### Work task
List each line of the data that holds the word "sade".
(Entries provided)
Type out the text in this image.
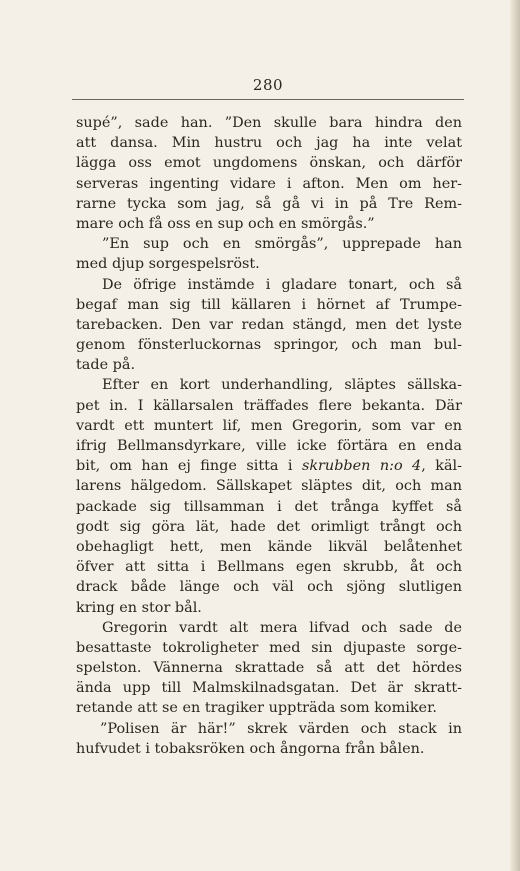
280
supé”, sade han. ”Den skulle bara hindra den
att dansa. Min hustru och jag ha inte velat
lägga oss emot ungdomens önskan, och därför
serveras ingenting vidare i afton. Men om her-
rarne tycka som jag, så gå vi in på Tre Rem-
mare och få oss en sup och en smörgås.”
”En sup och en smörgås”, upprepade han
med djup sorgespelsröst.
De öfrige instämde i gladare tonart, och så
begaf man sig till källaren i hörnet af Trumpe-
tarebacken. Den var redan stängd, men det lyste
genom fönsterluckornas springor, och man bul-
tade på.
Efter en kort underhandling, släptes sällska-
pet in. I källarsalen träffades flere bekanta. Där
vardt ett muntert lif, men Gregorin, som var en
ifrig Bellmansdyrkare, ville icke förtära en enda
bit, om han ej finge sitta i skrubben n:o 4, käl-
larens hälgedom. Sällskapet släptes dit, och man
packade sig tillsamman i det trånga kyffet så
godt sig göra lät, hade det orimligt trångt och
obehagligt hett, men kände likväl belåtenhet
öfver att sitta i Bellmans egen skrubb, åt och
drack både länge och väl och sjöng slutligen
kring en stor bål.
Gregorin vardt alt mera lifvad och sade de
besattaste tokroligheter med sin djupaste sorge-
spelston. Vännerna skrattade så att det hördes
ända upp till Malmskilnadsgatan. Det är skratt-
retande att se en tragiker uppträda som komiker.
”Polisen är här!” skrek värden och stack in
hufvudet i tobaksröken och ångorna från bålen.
(End Entries provided)
(Entries provided)
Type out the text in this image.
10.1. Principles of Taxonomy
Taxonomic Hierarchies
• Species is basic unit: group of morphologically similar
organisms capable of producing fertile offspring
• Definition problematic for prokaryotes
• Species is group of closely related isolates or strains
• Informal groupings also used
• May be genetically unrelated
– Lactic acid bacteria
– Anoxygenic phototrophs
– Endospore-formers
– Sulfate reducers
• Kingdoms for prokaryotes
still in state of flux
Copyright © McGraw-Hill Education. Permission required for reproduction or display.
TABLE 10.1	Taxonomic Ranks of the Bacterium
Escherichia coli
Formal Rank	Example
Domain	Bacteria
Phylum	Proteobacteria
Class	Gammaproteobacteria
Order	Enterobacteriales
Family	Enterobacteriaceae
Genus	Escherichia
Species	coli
(End Entries provided)
### Output of the task
supé”, sade han. ”Den skulle bara hindra den
Gregorin vardt alt mera lifvad och sade de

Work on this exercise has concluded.